WRITTEN EXERCISE:
Only a number is wanted. Count the lines holding the string "mean".

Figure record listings
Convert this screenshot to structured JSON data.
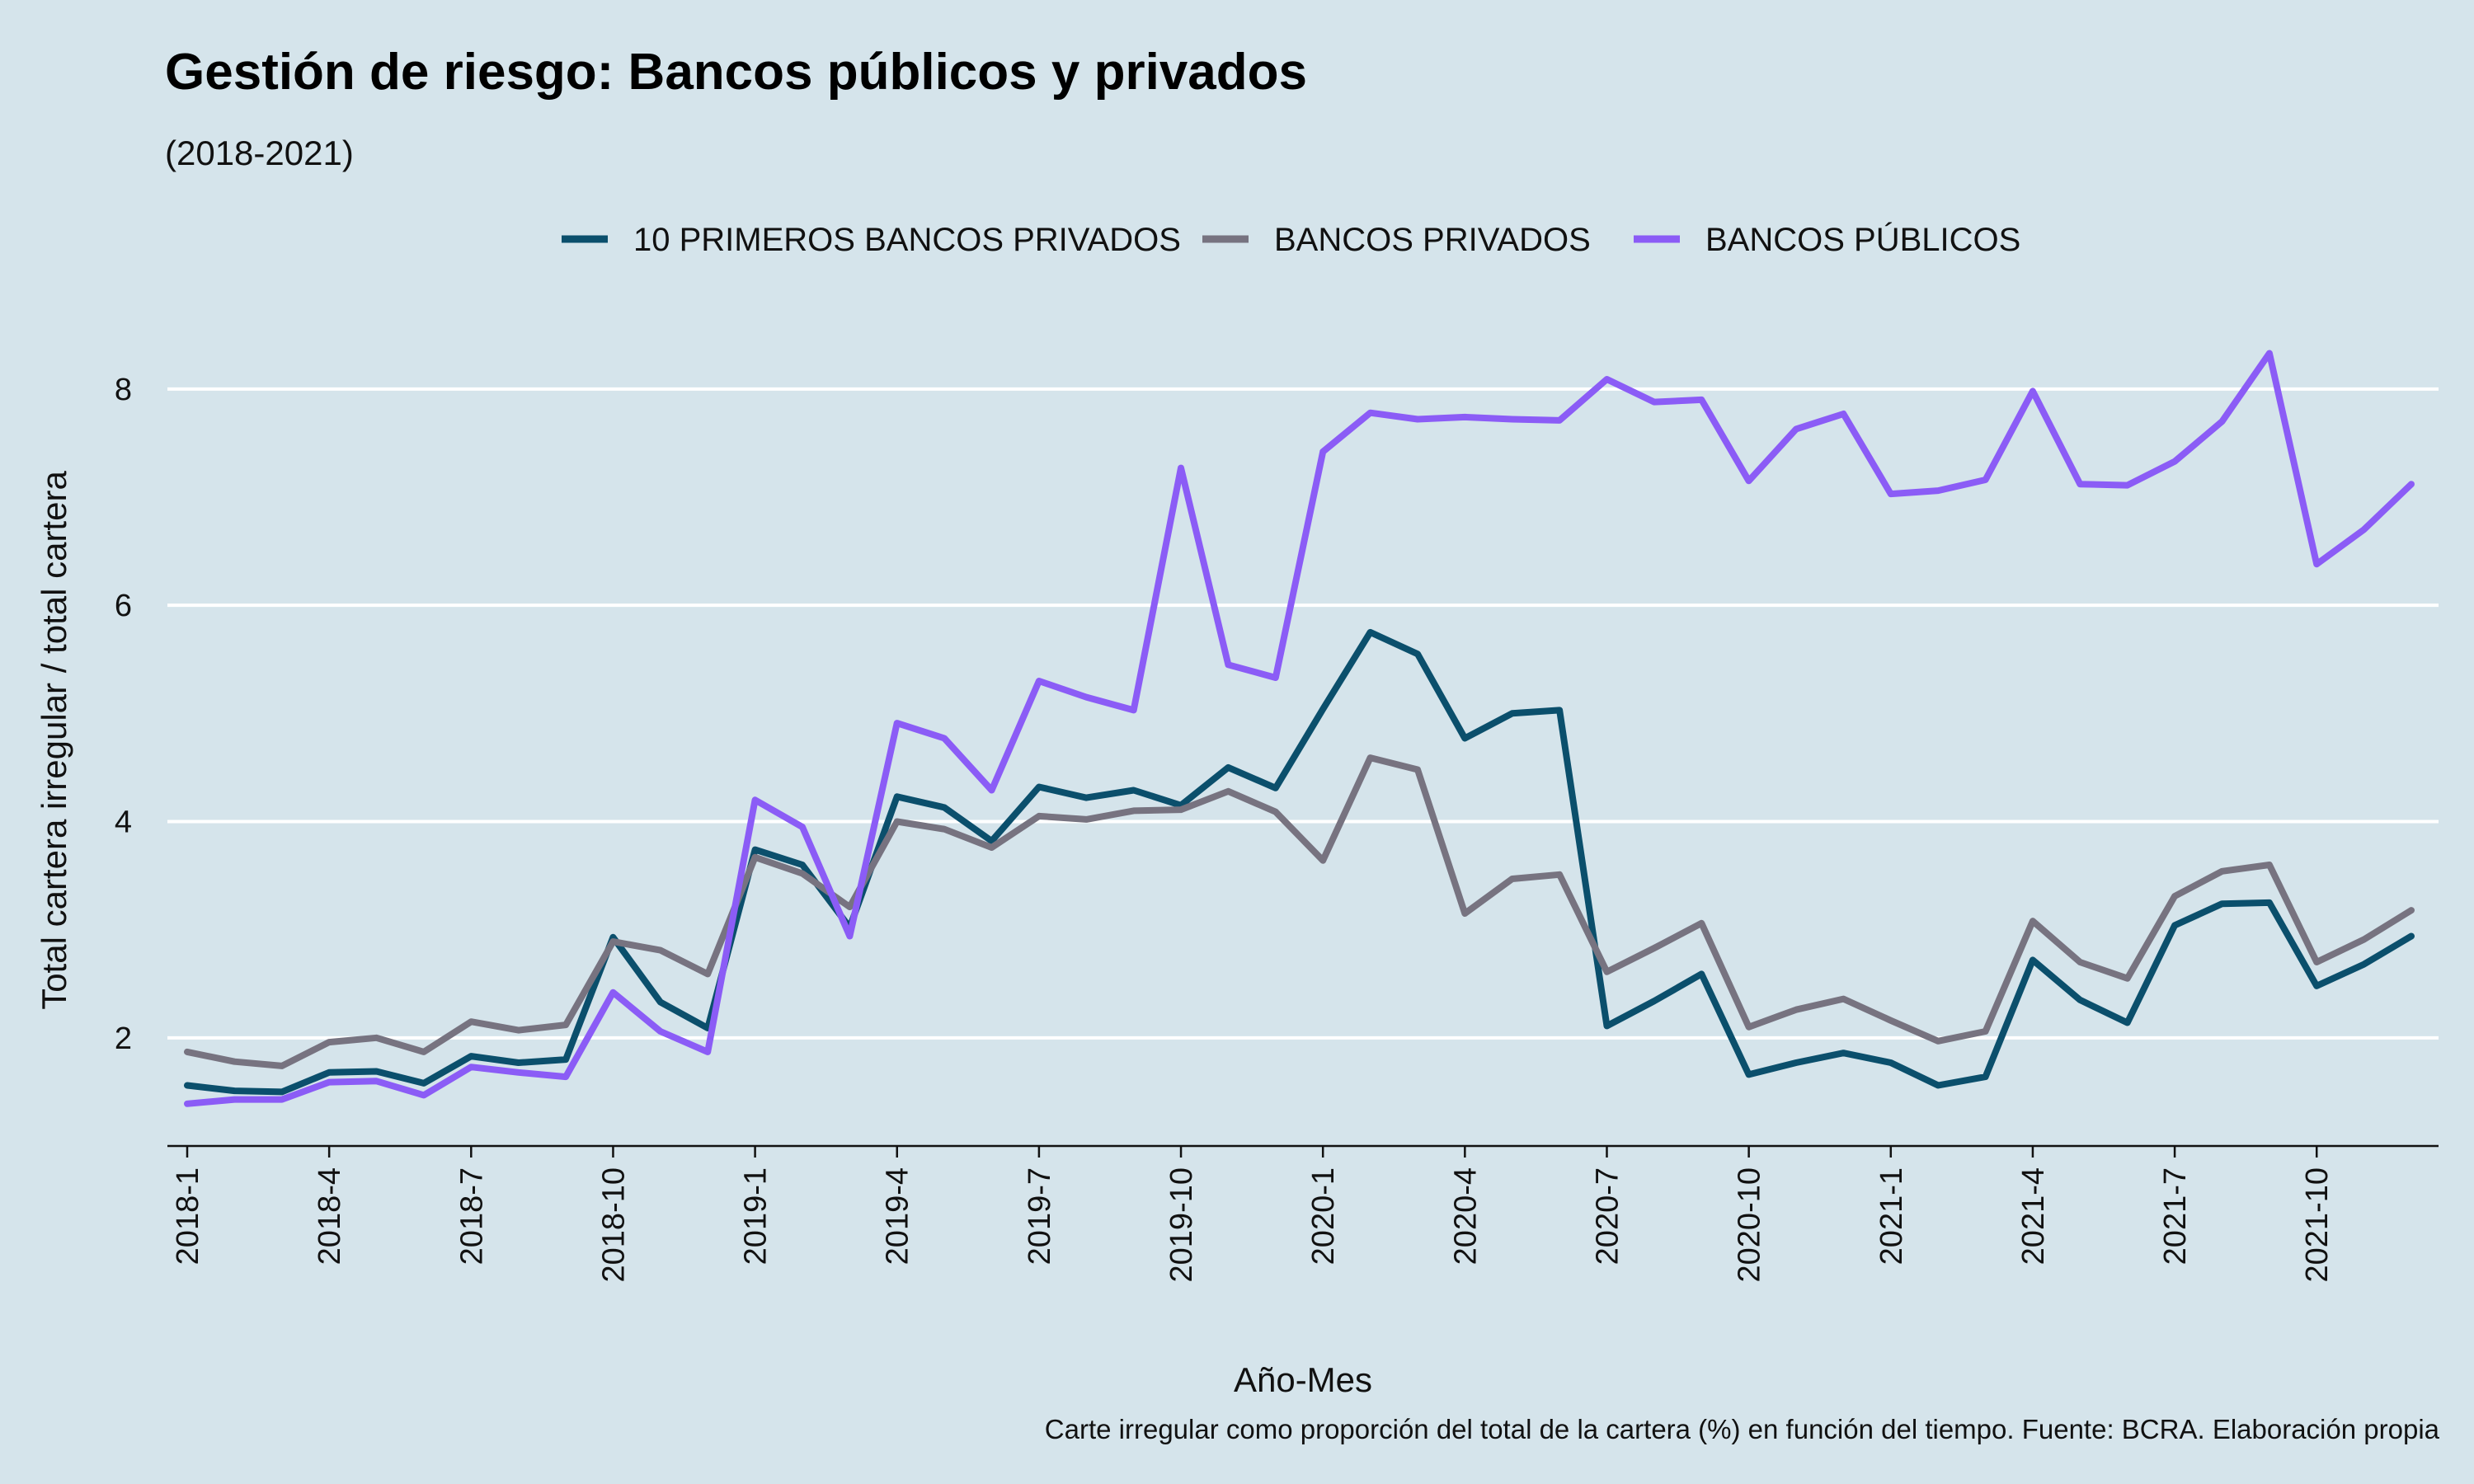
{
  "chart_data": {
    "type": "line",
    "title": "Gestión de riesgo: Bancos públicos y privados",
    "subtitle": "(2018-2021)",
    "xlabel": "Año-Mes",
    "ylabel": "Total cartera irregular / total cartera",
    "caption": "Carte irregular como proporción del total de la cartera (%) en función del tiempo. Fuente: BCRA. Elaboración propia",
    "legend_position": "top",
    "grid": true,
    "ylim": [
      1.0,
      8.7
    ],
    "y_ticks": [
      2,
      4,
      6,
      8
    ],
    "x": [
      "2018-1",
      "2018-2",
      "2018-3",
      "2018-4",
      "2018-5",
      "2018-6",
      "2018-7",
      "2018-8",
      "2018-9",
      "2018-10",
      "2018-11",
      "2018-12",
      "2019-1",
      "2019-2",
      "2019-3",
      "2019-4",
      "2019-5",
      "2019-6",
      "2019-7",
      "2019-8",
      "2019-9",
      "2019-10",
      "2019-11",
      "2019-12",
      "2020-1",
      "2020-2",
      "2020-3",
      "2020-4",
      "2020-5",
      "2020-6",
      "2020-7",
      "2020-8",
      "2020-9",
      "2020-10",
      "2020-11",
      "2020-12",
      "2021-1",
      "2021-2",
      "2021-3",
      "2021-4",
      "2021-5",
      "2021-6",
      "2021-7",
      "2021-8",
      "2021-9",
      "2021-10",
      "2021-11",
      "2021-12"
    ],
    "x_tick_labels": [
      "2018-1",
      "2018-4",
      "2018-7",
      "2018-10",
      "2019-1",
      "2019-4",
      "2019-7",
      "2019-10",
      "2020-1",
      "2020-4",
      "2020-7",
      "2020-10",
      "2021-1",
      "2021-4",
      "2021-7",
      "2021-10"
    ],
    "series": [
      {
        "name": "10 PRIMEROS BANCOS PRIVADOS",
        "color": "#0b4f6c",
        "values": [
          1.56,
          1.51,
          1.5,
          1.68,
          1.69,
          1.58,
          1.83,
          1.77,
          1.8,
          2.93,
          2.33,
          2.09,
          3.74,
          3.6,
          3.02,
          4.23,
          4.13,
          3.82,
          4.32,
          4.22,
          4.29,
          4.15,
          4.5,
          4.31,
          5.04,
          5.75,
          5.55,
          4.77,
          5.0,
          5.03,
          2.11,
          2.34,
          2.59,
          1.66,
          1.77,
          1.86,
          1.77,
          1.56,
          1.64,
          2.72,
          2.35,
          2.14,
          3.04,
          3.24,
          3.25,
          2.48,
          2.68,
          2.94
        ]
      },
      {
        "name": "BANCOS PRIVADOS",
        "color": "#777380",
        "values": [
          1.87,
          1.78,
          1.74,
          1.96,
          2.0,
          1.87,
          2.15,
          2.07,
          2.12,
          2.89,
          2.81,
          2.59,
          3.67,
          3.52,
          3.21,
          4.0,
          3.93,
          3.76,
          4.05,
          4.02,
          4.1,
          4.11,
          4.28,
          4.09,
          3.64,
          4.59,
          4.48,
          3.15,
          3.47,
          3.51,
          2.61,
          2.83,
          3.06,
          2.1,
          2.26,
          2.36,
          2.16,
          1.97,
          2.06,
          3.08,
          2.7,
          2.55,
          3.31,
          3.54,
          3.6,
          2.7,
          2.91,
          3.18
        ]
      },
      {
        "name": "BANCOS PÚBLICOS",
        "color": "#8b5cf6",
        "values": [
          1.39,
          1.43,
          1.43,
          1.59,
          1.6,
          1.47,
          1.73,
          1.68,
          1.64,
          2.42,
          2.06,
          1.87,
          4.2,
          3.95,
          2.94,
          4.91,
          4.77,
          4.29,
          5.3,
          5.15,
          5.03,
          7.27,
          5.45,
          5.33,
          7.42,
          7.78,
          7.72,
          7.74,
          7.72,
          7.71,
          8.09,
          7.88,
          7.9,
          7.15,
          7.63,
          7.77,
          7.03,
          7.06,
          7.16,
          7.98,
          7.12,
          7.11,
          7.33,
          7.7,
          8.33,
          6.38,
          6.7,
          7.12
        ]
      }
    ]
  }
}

...

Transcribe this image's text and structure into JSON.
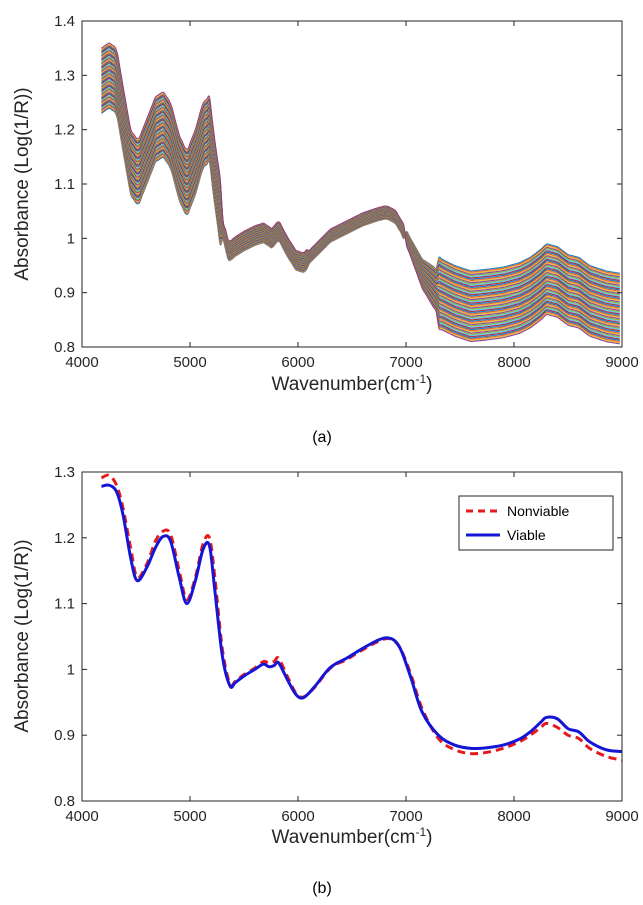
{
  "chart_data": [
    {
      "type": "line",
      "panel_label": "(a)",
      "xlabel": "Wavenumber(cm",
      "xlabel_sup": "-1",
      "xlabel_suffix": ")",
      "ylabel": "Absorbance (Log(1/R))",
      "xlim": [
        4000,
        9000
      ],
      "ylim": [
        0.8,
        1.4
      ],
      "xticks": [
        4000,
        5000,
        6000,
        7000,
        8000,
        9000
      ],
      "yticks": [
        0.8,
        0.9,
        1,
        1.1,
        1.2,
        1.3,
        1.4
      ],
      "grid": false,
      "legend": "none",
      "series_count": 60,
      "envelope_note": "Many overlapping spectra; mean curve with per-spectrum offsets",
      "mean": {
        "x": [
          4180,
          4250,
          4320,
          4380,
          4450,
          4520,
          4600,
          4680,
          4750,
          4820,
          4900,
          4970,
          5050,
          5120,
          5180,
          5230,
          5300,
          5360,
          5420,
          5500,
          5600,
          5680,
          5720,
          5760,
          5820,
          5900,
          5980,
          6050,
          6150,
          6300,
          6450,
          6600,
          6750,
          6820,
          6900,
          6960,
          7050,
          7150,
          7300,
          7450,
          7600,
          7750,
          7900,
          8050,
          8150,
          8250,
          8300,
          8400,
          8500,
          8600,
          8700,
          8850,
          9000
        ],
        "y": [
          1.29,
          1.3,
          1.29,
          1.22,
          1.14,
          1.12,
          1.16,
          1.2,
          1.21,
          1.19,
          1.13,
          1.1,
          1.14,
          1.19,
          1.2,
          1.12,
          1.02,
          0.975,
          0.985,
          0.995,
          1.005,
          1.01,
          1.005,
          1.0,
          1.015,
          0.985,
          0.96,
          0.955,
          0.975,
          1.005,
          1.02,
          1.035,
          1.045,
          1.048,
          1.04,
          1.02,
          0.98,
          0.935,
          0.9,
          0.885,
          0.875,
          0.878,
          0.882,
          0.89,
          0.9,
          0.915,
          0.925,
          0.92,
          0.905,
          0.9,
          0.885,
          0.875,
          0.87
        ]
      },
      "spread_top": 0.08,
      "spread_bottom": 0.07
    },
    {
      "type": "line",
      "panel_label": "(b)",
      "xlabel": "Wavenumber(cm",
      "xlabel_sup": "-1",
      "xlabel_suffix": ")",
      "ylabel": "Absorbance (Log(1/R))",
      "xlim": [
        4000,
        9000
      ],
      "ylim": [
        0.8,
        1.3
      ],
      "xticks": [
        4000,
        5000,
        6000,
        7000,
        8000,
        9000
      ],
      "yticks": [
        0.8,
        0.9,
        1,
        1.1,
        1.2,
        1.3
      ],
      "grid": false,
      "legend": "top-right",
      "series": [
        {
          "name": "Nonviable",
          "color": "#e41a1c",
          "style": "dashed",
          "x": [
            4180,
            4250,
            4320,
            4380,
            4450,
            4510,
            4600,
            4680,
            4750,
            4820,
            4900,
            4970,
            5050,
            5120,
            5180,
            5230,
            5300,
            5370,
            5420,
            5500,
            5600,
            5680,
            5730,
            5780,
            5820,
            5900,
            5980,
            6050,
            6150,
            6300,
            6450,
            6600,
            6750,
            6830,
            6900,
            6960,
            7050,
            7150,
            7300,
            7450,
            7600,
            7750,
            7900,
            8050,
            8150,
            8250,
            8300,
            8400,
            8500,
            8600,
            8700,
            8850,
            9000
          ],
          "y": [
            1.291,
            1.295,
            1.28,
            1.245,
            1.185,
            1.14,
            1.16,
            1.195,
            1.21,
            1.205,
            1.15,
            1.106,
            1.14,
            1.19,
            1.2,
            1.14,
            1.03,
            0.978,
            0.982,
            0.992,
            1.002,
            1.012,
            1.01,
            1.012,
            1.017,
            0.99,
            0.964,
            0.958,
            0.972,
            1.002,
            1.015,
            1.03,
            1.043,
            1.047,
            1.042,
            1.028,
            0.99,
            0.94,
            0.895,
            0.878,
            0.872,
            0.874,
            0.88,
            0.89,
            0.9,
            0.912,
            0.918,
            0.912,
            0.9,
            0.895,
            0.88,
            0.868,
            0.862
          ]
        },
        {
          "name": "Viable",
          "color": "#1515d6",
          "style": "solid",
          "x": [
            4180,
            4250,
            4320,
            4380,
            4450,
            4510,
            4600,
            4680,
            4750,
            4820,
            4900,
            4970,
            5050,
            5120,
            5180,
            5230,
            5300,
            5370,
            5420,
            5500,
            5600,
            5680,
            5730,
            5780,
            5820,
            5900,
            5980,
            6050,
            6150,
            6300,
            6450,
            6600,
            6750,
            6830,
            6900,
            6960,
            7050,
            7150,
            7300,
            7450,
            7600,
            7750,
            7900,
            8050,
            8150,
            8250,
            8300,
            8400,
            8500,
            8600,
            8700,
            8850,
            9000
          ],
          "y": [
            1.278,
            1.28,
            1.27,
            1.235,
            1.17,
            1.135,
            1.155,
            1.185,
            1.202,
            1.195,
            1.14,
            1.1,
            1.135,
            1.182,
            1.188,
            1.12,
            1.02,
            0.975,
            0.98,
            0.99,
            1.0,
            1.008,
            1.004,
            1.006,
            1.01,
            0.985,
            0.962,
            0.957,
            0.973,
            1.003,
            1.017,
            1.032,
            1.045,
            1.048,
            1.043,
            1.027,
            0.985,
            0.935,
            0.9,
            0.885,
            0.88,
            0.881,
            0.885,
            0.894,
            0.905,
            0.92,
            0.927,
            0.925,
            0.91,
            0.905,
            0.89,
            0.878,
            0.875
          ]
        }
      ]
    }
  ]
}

COMPLETED TASK:
2